• Document segment:
+ + + +

States

President Bush UnveilsState Data-Collection Effort

By David J. Hoff — September 17, 2003 4 min read
  • Save to favorites
  • Print

President Bush announced last week that the federal government is supporting a largely private effort to create an Internet warehouse of student-achievement and other data collected under federal law.

The project will post every state’s test-score data and provide search and sorting tools to help users compare how well schools reach specific demographic groups and teach certain subjects, and gauge schools’ overall performance. It also will provide a financial analysis that quantifies each school’s success at improving student performance."It’s ... certainly necessary for parents in order for them to make an informed opinion about their child,” President Bush said in announcing the project last week in a Jacksonville, Fla., school. He predicted that the system “will make sure that best practices” becomes integral to the national dialogue on schools.

The database—which is financed by the U.S. Department of Education and the Broad Foundation—will produce state-by-state and school-by-school reports that will help states and schools meet the requirements to publish report cards under the No Child Left Behind Act, a department official said.

+ + + +

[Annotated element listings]
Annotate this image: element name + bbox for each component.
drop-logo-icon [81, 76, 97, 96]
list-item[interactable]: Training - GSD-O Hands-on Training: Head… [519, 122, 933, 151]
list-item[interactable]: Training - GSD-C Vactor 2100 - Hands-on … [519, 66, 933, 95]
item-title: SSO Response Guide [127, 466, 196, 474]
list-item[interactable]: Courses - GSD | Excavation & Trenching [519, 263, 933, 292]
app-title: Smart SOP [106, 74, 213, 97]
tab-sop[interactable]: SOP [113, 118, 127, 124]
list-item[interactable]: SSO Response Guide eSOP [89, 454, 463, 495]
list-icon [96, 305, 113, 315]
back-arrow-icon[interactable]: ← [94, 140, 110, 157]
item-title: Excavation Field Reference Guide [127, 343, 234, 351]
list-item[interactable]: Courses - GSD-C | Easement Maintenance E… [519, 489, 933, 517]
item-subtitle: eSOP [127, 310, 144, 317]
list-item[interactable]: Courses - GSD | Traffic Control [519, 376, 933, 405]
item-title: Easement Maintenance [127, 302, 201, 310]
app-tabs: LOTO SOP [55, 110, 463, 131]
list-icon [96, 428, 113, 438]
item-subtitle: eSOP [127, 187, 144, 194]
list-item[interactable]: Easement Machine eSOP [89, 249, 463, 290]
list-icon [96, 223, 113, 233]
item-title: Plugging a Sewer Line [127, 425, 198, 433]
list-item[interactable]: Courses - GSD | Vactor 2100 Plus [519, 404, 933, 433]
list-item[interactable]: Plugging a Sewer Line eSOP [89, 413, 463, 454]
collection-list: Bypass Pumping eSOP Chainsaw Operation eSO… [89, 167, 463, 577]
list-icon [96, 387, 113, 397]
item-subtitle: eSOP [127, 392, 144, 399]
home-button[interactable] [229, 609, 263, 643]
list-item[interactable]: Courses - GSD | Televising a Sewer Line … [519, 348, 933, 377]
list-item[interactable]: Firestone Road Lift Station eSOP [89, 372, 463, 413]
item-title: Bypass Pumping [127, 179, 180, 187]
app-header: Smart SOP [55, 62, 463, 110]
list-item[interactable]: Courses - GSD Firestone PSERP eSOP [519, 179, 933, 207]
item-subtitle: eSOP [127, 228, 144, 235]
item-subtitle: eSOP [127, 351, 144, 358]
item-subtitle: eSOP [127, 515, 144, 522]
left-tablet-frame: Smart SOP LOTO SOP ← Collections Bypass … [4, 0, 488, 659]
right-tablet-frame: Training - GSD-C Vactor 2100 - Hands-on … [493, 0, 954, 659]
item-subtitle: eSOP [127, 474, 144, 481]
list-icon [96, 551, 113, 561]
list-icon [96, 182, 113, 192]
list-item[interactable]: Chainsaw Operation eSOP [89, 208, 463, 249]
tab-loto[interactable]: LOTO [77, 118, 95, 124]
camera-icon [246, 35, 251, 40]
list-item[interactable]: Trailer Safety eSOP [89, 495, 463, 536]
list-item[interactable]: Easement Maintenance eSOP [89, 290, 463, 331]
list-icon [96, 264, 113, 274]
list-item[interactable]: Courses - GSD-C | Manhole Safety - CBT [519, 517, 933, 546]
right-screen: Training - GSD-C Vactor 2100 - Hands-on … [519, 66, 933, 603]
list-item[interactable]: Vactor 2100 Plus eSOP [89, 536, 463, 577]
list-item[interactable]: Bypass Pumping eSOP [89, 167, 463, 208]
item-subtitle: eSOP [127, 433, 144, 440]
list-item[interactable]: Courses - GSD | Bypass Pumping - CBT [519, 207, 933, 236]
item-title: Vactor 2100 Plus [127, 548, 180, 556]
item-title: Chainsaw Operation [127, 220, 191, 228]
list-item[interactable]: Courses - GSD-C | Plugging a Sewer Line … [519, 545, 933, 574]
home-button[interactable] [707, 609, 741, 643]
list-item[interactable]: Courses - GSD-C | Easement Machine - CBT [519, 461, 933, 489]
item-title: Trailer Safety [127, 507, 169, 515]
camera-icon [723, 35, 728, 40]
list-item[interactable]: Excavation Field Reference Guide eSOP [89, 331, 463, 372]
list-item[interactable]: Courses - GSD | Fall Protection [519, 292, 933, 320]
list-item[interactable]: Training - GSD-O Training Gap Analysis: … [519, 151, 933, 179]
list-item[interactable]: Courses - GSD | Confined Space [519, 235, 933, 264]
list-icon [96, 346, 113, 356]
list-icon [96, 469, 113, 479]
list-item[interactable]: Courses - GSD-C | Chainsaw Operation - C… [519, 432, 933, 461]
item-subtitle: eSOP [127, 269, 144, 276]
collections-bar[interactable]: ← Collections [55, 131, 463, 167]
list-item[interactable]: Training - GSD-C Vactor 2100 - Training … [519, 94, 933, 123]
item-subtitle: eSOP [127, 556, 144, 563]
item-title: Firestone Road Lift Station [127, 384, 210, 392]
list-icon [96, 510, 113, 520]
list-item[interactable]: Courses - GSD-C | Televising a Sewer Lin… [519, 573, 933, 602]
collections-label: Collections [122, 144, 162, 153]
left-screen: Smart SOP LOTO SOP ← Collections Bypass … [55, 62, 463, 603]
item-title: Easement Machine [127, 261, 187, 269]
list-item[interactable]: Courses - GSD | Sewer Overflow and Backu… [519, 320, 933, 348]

+ + + +

• Short exercise A: Rewrite the stretch of the article on the state data-collection effort from "President Bush UnveilsState" through "under federal law.", replacing "Internet warehouse" with "online repository".
• Short exercise B: According to the article on the state data-collection effort, who is financing the database?
• Short exercise C: Continue the article on the state data-collection effort from where it stops.

• Exercise result A:
President Bush UnveilsState Data-Collection Effort

By David J. Hoff — September 17, 2003 4 min read
  • Save to favorites
  • Print

President Bush announced last week that the federal government is supporting a largely private effort to create an online repository of student-achievement and other data collected under federal law.

• Exercise result B: The U.S. Department of Education and the Broad Foundation.

• Exercise result C:
“It will help change the conversation about education in the United States,” said John P. Bailey, the director of the department’s office of education technology, one of several arms of the department working on the project. “The conversation will be about: What does the data say about school performance? It will focus the conversation on the data, not just who said what.”

But the success of the venture depends on recruiting states to participate, something that isn’t assured.

“All states are going to look at it and consider it,” said Patricia F. Sullivan, the deputy director for advocacy and strategic alliances for the Council of Chief State School Officers. “There are a lot of alternatives out there, so whether all states are going to participate is unclear.”

Overwhelming Data

In the two-year, $60.3 million project, the National Center for Educational Accountability and Standard & Poor’s School Evaluation Services will collect test scores from every state and construct a Web site that allows users to analyze test scores in a variety of ways.

For example, a Hispanic parent could compare the scores of students in his child’s school with those in another school in the district, said Eli Broad, the founder of the Los Angeles-based Broad Foundation, which is providing most of the funding for the project. The Broad Foundation also provides funding for Education Week‘s coverage of school leadership.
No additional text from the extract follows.